◆ What is asked
Count the lines below that contain the word "this" and give only the number.

(Stored data entries)
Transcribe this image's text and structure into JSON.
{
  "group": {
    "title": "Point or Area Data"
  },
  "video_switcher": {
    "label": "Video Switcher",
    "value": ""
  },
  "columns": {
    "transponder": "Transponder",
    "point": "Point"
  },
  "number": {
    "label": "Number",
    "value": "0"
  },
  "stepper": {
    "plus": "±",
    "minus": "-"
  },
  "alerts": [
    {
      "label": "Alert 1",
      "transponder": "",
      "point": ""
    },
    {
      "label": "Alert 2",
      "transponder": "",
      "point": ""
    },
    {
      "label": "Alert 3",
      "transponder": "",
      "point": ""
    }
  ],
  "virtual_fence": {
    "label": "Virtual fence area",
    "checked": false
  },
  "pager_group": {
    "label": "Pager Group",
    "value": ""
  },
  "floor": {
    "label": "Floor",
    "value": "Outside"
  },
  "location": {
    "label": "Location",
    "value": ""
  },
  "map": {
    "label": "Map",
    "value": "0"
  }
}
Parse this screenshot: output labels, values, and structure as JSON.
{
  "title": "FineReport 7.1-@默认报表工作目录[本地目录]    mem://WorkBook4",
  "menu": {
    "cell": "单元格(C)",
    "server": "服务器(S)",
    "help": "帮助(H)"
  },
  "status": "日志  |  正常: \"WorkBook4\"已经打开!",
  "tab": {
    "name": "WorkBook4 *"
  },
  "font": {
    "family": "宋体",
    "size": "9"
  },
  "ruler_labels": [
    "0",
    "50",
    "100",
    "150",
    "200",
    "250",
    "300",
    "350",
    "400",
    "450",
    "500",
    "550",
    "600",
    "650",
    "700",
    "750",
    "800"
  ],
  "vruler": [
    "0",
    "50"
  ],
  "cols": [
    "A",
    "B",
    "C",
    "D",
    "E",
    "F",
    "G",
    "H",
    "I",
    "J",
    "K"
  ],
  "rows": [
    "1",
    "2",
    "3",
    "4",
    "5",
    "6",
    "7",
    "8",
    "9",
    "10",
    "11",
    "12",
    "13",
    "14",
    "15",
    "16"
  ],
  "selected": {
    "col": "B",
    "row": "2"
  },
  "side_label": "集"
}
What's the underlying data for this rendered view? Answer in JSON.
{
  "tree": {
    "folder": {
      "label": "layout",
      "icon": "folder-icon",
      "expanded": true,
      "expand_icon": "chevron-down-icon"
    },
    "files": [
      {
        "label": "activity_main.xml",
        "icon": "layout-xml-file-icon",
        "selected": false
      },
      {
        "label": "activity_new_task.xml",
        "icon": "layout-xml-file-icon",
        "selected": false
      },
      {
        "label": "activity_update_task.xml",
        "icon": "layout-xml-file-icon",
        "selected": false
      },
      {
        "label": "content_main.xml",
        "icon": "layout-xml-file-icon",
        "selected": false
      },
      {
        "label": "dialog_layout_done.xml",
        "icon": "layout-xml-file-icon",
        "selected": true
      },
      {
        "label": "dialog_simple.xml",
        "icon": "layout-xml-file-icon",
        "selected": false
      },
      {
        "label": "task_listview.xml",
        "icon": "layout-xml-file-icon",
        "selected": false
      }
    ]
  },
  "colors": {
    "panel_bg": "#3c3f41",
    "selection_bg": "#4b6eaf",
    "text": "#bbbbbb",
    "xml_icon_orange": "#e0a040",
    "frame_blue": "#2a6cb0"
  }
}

◆ Exercise response
3